■ The request ■
Below are records; work out how many of their lines hold the string "mantenimiento" and give that number alone.

── Record list

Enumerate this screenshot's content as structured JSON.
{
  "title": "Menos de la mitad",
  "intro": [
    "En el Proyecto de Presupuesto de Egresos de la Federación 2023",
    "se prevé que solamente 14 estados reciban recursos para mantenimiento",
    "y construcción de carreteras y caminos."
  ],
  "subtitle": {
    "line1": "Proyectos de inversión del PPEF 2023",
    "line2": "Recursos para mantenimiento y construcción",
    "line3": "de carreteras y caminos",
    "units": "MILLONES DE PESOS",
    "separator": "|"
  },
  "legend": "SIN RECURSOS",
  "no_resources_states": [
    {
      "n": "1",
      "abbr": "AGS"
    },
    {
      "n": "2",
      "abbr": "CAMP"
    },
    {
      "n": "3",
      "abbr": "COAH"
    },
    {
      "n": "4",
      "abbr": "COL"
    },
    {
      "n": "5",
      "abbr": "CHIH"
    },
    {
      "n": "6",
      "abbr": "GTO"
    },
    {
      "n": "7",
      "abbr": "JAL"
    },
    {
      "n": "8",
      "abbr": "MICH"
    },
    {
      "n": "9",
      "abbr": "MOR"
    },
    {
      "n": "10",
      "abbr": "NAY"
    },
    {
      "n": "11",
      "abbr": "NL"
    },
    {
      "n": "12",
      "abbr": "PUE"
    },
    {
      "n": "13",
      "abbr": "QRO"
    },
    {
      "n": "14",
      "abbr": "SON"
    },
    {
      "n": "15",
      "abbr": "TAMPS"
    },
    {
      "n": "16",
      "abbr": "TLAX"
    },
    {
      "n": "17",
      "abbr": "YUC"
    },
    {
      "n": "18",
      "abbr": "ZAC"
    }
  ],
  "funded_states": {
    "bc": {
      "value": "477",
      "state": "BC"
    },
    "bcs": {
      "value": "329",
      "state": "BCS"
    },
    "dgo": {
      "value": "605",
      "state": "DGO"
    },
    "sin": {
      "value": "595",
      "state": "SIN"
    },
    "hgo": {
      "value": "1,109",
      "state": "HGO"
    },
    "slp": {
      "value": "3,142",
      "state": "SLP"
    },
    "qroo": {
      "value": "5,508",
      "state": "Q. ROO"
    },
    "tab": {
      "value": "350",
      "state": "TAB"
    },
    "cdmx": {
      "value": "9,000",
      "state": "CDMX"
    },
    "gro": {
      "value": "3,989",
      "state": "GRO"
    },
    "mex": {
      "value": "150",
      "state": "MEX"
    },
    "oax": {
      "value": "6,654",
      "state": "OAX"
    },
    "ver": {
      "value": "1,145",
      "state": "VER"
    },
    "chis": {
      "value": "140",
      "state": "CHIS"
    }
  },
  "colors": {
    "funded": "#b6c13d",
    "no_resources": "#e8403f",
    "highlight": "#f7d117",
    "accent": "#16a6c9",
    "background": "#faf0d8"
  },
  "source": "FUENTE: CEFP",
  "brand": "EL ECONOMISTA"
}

────

■ Exercise output ■
2